Examine each line of the data. Copy those that contain the string "marker".

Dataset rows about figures
Begin

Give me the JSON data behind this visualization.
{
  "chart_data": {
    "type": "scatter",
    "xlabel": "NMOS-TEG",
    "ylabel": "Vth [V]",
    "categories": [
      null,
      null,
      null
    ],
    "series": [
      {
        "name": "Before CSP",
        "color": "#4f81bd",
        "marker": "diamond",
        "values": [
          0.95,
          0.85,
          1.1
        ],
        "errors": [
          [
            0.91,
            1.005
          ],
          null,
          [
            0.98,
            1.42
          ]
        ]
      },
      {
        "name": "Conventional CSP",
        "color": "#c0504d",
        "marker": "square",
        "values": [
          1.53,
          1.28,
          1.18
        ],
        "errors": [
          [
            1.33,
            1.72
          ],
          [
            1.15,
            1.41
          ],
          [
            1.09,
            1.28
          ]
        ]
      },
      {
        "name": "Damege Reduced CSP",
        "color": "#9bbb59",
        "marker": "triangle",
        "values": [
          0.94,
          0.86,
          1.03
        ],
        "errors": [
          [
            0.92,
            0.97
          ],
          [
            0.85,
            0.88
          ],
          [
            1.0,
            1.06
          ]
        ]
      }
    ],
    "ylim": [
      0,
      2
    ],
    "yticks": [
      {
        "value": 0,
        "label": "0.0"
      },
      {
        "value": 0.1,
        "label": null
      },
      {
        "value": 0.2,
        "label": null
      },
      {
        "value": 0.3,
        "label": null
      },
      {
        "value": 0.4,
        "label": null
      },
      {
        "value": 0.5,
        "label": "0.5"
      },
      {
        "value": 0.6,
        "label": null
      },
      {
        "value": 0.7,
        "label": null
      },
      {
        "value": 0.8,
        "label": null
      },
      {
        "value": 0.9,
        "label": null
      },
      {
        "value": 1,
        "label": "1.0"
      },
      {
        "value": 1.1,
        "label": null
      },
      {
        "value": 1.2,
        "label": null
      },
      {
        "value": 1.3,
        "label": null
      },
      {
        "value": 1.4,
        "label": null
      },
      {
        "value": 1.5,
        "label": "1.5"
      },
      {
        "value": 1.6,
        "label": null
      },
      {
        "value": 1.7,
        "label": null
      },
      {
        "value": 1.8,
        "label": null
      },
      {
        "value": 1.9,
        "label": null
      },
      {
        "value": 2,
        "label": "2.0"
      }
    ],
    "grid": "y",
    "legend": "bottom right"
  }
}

End

EXERCISE RESULT
        "marker": "diamond",
        "marker": "square",
        "marker": "triangle",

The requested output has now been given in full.